**Task details**
Return every line below in which "toolbox" appears.
-- begin --
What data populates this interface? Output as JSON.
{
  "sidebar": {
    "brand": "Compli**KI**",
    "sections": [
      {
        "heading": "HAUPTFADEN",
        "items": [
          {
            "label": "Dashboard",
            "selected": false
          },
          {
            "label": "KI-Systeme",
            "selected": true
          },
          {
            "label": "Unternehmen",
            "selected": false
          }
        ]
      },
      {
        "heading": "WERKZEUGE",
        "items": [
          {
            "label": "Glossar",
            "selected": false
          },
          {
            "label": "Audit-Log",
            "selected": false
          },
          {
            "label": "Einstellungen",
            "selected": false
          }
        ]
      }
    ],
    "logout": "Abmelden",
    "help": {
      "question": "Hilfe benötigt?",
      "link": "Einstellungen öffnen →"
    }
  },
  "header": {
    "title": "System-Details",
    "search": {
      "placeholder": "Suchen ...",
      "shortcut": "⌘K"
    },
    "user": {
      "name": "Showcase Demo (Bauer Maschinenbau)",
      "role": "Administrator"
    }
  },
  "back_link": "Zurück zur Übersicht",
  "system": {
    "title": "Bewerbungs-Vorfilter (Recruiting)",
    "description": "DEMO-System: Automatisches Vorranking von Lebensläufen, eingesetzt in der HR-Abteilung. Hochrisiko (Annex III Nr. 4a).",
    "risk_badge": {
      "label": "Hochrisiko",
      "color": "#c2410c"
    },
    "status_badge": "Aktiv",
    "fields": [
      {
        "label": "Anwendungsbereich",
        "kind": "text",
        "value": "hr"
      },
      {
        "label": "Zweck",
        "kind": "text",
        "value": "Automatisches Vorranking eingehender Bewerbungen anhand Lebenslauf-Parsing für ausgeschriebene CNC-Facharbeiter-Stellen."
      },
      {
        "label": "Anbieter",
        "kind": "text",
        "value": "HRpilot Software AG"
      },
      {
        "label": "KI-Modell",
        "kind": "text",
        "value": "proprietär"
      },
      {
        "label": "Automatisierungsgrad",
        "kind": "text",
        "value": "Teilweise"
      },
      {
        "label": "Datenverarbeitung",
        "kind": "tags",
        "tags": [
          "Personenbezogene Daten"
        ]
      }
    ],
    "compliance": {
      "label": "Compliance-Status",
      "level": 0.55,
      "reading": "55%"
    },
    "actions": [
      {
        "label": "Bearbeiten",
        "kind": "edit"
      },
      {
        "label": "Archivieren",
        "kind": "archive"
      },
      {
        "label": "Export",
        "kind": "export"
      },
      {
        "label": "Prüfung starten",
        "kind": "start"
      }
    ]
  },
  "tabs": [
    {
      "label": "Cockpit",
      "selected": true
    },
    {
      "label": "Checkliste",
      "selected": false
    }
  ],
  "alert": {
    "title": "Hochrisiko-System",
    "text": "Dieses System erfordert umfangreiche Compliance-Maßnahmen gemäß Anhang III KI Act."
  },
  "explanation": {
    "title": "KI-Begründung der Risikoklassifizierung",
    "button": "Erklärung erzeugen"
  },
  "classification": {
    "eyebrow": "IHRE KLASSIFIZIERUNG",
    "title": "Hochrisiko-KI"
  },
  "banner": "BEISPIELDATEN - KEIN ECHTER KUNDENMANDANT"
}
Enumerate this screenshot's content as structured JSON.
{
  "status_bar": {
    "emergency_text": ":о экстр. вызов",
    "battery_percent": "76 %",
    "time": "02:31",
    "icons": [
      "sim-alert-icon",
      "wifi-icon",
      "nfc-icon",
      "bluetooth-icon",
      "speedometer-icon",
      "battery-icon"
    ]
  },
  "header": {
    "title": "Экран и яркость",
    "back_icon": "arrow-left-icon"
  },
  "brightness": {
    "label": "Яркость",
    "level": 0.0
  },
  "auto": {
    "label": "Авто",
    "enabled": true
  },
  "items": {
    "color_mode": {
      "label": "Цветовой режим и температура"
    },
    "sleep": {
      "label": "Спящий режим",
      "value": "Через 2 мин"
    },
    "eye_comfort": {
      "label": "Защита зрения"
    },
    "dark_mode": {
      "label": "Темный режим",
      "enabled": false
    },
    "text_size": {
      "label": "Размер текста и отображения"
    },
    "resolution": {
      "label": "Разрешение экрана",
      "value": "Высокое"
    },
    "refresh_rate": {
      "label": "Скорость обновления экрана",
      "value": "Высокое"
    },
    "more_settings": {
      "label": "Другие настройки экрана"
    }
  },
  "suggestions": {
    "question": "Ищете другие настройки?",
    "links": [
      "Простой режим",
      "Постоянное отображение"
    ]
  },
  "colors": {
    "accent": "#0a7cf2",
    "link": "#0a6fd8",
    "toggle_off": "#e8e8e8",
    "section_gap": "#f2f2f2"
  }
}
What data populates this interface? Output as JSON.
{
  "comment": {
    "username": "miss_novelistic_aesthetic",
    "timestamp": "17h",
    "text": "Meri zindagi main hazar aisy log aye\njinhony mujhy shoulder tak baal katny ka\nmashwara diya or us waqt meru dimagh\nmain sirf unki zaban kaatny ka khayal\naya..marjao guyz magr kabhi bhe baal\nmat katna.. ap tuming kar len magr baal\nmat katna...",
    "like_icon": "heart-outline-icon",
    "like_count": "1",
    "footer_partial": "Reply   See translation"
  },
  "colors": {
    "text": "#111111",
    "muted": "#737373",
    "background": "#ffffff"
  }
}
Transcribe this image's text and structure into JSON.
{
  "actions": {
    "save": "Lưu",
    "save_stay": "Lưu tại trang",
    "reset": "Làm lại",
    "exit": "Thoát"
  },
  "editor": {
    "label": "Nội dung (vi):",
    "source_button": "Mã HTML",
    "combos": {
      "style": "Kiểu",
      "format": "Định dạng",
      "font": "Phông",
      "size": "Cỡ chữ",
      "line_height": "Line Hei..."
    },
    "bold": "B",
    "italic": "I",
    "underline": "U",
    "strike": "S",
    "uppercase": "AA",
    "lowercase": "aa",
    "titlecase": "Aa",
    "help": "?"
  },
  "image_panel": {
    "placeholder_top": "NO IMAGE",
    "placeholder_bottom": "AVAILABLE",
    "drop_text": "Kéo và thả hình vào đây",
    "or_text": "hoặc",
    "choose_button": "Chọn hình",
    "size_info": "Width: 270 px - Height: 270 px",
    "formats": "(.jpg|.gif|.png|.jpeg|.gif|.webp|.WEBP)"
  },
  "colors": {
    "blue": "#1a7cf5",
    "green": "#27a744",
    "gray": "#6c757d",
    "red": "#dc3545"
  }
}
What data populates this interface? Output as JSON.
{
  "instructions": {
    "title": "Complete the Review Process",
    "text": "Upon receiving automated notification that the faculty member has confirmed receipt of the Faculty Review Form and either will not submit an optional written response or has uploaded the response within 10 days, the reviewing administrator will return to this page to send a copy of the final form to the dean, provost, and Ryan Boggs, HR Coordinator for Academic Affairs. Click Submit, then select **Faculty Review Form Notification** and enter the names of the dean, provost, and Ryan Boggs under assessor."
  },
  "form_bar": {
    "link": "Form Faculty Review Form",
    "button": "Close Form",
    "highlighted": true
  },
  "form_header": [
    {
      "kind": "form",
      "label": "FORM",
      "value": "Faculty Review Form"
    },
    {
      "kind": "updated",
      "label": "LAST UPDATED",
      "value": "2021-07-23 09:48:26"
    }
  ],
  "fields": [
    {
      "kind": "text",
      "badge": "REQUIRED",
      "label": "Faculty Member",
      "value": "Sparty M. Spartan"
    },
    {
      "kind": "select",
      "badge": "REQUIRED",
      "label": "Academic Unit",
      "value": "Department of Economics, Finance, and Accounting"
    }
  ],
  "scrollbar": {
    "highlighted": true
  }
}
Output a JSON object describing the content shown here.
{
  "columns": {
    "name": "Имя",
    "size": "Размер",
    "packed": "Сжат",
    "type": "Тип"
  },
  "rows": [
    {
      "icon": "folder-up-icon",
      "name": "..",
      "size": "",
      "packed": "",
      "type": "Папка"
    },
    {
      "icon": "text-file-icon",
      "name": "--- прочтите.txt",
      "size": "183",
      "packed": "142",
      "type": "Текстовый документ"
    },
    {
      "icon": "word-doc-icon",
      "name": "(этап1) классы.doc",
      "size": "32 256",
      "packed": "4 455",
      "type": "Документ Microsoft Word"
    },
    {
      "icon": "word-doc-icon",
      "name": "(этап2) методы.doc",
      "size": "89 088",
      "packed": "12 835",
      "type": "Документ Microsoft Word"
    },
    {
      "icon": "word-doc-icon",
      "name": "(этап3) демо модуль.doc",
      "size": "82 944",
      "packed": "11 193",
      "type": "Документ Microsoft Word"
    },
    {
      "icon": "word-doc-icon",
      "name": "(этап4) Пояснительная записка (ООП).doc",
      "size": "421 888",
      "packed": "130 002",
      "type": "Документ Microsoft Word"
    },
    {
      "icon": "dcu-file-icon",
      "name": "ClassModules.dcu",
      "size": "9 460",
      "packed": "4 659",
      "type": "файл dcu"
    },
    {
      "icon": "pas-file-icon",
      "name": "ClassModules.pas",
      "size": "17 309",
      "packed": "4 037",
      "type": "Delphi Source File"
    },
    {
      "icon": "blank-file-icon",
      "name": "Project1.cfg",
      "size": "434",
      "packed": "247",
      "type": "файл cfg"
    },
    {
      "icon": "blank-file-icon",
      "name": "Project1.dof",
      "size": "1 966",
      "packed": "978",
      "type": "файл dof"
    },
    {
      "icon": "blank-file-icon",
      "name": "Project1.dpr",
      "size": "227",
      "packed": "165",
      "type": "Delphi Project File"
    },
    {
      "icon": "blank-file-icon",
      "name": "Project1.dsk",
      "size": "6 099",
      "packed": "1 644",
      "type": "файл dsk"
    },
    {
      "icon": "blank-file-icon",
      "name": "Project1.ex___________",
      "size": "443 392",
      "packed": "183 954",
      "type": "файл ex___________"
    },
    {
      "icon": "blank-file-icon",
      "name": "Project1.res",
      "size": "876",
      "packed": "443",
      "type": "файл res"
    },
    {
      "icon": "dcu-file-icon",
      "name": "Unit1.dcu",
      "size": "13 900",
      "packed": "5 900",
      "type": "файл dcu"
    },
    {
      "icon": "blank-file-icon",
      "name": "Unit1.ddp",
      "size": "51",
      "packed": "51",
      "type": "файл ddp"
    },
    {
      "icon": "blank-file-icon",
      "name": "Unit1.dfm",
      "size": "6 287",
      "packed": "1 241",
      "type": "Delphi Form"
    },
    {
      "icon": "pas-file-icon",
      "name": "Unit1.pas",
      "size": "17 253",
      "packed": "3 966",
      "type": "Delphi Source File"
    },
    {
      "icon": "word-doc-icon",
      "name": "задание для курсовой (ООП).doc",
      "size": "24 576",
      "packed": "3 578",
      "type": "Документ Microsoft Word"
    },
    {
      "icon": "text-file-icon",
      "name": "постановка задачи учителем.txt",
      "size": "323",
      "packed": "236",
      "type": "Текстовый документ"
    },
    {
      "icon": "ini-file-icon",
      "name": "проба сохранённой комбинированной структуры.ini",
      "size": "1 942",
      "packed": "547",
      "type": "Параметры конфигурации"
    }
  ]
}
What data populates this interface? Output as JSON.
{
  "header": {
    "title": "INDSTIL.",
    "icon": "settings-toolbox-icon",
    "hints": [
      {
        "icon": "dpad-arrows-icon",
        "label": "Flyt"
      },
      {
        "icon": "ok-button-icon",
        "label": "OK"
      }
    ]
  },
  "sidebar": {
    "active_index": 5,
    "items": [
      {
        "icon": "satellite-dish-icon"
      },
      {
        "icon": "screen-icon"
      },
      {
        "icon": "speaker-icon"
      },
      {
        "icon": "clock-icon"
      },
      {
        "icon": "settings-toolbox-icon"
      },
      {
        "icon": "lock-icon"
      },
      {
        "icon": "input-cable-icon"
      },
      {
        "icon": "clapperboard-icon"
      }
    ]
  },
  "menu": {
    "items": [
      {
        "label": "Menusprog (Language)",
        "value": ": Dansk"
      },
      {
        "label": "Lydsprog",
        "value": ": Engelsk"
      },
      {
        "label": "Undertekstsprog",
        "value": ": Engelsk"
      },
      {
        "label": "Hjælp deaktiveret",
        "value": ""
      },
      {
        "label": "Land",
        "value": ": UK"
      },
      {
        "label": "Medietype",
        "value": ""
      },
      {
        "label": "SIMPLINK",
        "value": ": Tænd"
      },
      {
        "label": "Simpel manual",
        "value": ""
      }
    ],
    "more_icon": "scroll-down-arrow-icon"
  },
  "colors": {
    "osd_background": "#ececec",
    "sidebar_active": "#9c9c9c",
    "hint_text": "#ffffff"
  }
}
-- end --
**Response for this exercise**
    "icon": "settings-toolbox-icon",
        "icon": "settings-toolbox-icon"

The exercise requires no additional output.